What is the number of lines in these entries that include "spectral"? Write that number and no other text.
** Start **
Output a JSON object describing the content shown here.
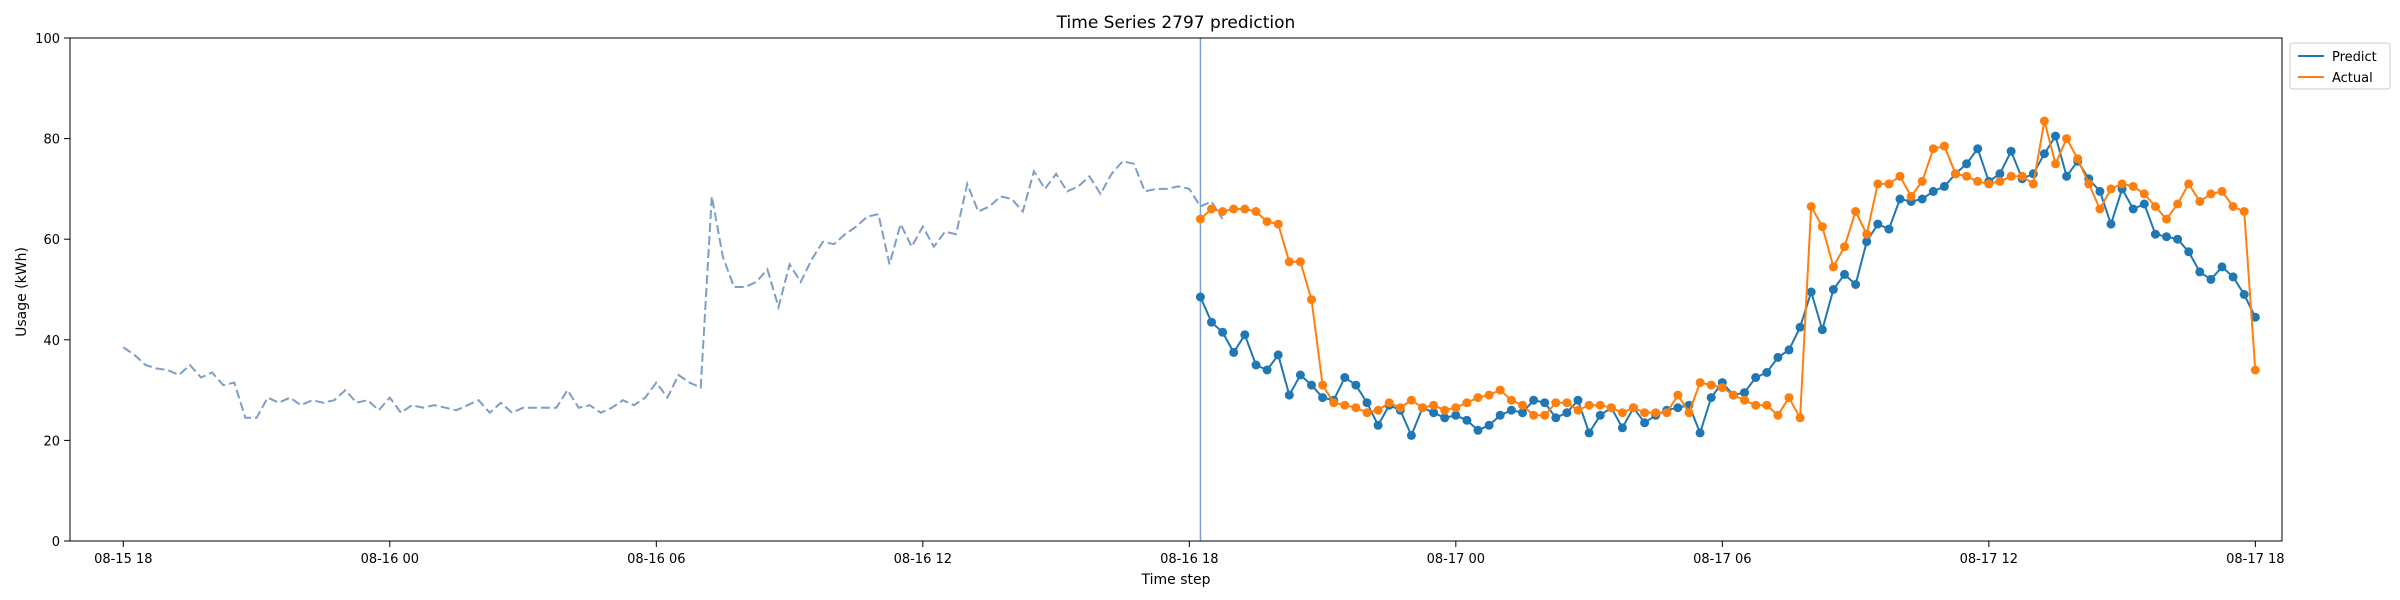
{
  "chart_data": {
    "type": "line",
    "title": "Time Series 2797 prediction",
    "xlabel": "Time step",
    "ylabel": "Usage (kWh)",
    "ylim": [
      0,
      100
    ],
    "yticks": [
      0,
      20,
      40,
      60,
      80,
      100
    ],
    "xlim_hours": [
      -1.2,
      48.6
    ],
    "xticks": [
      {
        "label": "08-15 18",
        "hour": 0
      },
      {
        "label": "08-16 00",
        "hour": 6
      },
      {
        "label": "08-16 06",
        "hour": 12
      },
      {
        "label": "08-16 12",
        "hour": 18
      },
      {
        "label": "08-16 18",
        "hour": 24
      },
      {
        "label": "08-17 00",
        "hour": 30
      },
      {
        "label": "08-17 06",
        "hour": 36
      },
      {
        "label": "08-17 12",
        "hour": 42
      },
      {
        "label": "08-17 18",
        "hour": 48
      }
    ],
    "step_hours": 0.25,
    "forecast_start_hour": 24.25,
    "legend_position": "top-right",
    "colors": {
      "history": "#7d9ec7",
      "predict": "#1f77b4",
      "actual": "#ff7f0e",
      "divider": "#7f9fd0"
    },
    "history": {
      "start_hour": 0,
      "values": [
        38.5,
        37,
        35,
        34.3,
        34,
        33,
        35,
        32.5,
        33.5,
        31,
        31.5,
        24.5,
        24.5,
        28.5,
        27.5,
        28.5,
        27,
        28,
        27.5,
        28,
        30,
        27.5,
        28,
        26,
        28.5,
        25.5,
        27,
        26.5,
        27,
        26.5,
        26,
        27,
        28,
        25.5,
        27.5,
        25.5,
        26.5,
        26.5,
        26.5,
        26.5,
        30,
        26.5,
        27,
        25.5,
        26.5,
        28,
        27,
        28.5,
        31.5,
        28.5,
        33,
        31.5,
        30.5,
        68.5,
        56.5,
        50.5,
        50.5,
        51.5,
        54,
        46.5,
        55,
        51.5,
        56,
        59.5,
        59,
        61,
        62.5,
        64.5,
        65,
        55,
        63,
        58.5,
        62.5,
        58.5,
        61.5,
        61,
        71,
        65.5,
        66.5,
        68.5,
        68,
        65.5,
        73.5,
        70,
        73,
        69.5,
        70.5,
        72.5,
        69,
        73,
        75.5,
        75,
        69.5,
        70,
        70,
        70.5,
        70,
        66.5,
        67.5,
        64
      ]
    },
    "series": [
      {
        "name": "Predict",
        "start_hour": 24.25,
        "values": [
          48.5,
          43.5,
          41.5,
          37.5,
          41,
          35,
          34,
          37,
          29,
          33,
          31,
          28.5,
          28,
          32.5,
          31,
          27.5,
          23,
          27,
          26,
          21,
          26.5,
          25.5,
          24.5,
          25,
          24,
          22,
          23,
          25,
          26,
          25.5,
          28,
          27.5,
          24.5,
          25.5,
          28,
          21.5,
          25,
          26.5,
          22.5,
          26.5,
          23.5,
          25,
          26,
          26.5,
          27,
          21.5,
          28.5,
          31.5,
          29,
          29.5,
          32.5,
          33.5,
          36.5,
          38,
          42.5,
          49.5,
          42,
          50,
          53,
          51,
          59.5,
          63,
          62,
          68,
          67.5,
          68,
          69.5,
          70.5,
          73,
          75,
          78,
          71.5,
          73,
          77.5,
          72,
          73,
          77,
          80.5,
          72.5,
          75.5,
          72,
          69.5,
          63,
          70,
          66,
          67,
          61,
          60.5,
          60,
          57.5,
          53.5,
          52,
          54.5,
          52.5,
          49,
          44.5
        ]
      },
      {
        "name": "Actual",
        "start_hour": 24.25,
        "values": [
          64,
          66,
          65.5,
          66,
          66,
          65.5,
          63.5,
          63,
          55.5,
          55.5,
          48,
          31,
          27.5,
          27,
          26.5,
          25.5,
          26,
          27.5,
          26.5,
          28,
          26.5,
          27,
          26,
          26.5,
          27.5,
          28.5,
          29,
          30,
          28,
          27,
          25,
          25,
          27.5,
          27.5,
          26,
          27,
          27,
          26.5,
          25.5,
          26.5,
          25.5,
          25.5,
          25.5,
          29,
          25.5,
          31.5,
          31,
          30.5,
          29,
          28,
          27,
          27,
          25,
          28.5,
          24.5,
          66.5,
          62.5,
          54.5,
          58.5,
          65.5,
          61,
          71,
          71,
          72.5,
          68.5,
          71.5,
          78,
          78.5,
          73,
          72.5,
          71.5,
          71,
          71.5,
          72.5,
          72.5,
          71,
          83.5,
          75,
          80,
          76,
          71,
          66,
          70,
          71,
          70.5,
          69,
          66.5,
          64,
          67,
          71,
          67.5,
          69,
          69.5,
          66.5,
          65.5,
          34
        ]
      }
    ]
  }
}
** End **
** Start **
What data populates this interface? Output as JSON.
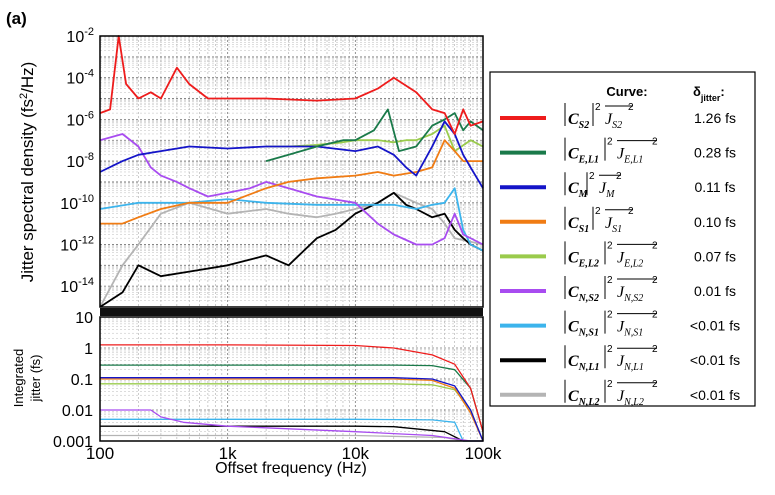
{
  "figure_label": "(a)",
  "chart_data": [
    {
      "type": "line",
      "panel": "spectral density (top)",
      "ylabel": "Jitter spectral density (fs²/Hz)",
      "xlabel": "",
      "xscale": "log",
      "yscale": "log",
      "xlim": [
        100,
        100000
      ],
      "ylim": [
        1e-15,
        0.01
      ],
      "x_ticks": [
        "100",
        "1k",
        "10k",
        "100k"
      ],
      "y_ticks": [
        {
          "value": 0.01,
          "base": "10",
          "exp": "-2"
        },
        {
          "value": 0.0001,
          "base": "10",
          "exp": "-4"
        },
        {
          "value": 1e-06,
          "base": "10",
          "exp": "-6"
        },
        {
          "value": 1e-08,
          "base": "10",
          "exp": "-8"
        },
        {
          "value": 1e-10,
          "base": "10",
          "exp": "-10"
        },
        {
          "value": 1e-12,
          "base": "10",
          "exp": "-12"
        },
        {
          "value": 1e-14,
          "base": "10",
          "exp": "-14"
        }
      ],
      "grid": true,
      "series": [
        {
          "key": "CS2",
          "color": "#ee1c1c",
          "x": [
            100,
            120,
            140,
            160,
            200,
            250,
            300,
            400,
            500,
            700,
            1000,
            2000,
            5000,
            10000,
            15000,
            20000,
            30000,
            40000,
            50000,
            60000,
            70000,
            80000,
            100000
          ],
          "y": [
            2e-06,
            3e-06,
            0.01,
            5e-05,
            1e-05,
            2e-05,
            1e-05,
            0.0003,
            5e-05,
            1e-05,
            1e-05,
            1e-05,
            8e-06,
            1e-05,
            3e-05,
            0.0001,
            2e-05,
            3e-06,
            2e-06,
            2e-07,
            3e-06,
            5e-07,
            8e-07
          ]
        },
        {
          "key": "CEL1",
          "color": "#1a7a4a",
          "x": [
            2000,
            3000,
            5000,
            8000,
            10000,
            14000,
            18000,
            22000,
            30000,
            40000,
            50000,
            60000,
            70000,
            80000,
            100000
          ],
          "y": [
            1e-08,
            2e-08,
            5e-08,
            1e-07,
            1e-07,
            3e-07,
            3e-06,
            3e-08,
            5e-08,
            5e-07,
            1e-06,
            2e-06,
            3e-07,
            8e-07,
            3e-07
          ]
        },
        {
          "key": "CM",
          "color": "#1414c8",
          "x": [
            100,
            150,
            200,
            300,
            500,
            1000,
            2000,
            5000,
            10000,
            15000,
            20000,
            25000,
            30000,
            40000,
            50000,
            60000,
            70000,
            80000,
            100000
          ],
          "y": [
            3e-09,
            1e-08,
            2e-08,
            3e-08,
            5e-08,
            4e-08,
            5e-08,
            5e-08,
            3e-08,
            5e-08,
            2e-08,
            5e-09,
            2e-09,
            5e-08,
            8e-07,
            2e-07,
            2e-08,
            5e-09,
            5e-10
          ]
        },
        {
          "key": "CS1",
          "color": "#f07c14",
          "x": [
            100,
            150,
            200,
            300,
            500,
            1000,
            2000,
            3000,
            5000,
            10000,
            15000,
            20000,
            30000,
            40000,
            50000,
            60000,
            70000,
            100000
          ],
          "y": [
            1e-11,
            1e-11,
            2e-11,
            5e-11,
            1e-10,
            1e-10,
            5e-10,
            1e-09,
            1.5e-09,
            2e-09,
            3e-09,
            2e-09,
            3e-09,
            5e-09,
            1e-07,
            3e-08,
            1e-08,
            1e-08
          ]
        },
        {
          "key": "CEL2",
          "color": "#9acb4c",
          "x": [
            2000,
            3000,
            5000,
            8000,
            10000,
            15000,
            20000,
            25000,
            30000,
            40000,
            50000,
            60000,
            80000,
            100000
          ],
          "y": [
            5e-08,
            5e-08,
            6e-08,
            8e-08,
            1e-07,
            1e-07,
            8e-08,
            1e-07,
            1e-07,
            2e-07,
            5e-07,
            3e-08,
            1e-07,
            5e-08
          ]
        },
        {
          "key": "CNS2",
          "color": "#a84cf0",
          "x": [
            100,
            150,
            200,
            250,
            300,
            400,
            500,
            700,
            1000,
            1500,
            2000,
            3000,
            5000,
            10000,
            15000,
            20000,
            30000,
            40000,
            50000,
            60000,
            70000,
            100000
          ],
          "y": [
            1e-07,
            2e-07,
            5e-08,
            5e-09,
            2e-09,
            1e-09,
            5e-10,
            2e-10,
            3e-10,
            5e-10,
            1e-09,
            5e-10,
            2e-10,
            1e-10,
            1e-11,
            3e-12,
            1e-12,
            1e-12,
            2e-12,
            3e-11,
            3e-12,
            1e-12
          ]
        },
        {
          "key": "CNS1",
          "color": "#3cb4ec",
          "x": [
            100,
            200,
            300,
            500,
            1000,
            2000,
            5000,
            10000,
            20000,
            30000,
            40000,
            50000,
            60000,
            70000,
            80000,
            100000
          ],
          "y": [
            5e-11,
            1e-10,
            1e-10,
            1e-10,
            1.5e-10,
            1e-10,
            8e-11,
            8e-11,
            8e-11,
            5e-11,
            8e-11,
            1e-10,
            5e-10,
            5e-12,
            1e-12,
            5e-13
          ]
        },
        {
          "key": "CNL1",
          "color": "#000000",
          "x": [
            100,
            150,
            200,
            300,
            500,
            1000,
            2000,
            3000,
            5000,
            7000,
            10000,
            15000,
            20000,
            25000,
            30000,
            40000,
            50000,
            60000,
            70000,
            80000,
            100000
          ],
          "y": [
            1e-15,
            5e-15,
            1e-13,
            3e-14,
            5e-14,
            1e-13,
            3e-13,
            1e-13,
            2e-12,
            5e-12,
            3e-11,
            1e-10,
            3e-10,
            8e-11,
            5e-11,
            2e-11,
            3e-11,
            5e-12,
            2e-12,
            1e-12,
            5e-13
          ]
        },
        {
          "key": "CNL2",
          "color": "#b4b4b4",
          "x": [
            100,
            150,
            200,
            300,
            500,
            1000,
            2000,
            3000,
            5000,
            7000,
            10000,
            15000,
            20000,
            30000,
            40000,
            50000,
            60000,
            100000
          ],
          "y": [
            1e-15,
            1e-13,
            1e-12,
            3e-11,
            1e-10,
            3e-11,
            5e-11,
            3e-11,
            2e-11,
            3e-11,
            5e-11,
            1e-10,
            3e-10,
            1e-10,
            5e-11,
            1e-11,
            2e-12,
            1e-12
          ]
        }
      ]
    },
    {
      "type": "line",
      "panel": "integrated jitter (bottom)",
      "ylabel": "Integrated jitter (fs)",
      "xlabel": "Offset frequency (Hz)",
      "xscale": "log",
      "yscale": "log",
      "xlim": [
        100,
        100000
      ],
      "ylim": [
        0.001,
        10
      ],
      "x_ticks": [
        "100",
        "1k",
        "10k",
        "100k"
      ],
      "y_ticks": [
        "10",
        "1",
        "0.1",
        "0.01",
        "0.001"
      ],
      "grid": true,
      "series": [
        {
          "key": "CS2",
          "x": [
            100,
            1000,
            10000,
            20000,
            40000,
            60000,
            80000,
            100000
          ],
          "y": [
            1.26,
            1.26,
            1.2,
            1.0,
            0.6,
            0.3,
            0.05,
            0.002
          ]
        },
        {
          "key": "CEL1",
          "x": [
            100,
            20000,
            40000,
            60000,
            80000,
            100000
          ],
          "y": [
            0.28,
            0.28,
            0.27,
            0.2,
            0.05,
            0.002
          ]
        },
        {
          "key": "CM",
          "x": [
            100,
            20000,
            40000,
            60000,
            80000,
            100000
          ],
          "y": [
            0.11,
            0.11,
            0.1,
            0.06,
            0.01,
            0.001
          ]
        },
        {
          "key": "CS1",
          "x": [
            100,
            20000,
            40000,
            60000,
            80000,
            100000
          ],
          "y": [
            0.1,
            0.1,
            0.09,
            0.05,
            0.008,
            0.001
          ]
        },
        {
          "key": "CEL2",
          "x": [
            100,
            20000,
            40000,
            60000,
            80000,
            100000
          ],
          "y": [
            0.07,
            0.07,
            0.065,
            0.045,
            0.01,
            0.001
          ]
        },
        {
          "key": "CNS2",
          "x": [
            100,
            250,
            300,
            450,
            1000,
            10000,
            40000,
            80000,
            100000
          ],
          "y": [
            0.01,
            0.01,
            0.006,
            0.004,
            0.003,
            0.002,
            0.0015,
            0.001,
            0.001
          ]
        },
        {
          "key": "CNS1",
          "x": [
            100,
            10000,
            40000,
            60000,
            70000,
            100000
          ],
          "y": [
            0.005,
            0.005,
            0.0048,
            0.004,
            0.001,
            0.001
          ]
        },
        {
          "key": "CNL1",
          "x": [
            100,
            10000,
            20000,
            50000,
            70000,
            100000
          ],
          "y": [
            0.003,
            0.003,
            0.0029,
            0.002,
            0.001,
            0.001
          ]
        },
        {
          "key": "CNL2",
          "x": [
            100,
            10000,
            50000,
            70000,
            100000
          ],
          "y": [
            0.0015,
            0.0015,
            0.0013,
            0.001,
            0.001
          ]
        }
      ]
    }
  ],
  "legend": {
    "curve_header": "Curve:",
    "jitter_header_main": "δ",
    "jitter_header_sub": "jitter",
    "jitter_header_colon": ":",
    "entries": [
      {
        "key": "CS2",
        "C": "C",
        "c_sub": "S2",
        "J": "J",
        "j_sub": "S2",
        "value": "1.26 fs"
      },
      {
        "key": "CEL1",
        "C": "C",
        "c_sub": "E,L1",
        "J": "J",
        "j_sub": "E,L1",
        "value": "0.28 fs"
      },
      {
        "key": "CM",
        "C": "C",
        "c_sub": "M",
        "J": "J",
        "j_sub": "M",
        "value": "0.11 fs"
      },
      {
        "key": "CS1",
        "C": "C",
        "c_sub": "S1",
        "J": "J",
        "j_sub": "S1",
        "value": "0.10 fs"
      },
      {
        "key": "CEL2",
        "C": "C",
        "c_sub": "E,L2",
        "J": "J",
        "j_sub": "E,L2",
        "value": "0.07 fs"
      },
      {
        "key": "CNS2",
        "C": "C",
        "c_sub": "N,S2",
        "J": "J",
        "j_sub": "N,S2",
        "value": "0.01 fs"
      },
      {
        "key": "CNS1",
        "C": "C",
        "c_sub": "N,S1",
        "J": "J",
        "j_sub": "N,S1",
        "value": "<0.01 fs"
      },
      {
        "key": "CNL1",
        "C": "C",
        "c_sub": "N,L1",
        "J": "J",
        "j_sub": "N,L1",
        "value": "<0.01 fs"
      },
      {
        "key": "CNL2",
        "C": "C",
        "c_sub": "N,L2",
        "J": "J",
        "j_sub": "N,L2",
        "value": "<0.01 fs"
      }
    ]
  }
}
** End **
**Task result**
2